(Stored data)

* START *

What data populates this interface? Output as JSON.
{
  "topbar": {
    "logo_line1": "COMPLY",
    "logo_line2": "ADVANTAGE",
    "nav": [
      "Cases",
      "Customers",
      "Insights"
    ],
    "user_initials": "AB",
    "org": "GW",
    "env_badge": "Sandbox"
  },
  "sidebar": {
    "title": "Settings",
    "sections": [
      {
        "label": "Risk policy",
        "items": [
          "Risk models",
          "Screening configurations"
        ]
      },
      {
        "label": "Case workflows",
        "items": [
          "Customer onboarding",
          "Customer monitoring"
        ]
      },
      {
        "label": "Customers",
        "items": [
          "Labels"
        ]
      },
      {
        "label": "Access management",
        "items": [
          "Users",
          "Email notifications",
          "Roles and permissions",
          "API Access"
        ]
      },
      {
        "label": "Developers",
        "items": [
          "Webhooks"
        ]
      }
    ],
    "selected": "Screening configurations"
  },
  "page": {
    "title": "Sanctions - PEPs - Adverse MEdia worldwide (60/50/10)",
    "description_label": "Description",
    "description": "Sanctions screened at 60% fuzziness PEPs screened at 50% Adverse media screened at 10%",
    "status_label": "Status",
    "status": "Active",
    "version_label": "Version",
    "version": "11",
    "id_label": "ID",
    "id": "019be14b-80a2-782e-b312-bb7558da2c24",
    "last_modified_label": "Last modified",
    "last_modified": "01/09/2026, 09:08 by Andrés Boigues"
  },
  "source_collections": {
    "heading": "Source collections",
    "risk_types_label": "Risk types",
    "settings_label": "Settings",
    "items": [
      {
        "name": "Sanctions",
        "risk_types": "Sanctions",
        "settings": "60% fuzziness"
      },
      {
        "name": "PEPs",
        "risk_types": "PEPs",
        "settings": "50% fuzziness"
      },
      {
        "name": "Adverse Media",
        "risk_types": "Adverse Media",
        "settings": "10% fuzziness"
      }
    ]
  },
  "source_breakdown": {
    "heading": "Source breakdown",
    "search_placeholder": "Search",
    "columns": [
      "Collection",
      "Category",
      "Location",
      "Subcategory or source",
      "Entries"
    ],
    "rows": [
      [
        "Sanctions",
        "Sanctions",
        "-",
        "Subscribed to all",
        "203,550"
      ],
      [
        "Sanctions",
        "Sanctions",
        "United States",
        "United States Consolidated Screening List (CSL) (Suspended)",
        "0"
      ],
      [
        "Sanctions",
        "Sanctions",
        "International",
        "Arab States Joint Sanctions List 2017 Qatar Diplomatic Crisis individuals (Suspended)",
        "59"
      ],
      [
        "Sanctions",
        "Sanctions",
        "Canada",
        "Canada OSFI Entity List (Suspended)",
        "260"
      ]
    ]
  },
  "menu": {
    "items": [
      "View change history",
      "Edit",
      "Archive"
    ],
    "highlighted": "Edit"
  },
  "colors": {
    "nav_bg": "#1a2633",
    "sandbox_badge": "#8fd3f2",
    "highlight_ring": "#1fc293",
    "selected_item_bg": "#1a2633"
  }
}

* END *

Exercise task:
From the preceding material, extract every line exactly.

Solution to the problem:
What data populates this interface? Output as JSON.
{
  "topbar": {
    "logo_line1": "COMPLY",
    "logo_line2": "ADVANTAGE",
    "nav": [
      "Cases",
      "Customers",
      "Insights"
    ],
    "user_initials": "AB",
    "org": "GW",
    "env_badge": "Sandbox"
  },
  "sidebar": {
    "title": "Settings",
    "sections": [
      {
        "label": "Risk policy",
        "items": [
          "Risk models",
          "Screening configurations"
        ]
      },
      {
        "label": "Case workflows",
        "items": [
          "Customer onboarding",
          "Customer monitoring"
        ]
      },
      {
        "label": "Customers",
        "items": [
          "Labels"
        ]
      },
      {
        "label": "Access management",
        "items": [
          "Users",
          "Email notifications",
          "Roles and permissions",
          "API Access"
        ]
      },
      {
        "label": "Developers",
        "items": [
          "Webhooks"
        ]
      }
    ],
    "selected": "Screening configurations"
  },
  "page": {
    "title": "Sanctions - PEPs - Adverse MEdia worldwide (60/50/10)",
    "description_label": "Description",
    "description": "Sanctions screened at 60% fuzziness PEPs screened at 50% Adverse media screened at 10%",
    "status_label": "Status",
    "status": "Active",
    "version_label": "Version",
    "version": "11",
    "id_label": "ID",
    "id": "019be14b-80a2-782e-b312-bb7558da2c24",
    "last_modified_label": "Last modified",
    "last_modified": "01/09/2026, 09:08 by Andrés Boigues"
  },
  "source_collections": {
    "heading": "Source collections",
    "risk_types_label": "Risk types",
    "settings_label": "Settings",
    "items": [
      {
        "name": "Sanctions",
        "risk_types": "Sanctions",
        "settings": "60% fuzziness"
      },
      {
        "name": "PEPs",
        "risk_types": "PEPs",
        "settings": "50% fuzziness"
      },
      {
        "name": "Adverse Media",
        "risk_types": "Adverse Media",
        "settings": "10% fuzziness"
      }
    ]
  },
  "source_breakdown": {
    "heading": "Source breakdown",
    "search_placeholder": "Search",
    "columns": [
      "Collection",
      "Category",
      "Location",
      "Subcategory or source",
      "Entries"
    ],
    "rows": [
      [
        "Sanctions",
        "Sanctions",
        "-",
        "Subscribed to all",
        "203,550"
      ],
      [
        "Sanctions",
        "Sanctions",
        "United States",
        "United States Consolidated Screening List (CSL) (Suspended)",
        "0"
      ],
      [
        "Sanctions",
        "Sanctions",
        "International",
        "Arab States Joint Sanctions List 2017 Qatar Diplomatic Crisis individuals (Suspended)",
        "59"
      ],
      [
        "Sanctions",
        "Sanctions",
        "Canada",
        "Canada OSFI Entity List (Suspended)",
        "260"
      ]
    ]
  },
  "menu": {
    "items": [
      "View change history",
      "Edit",
      "Archive"
    ],
    "highlighted": "Edit"
  },
  "colors": {
    "nav_bg": "#1a2633",
    "sandbox_badge": "#8fd3f2",
    "highlight_ring": "#1fc293",
    "selected_item_bg": "#1a2633"
  }
}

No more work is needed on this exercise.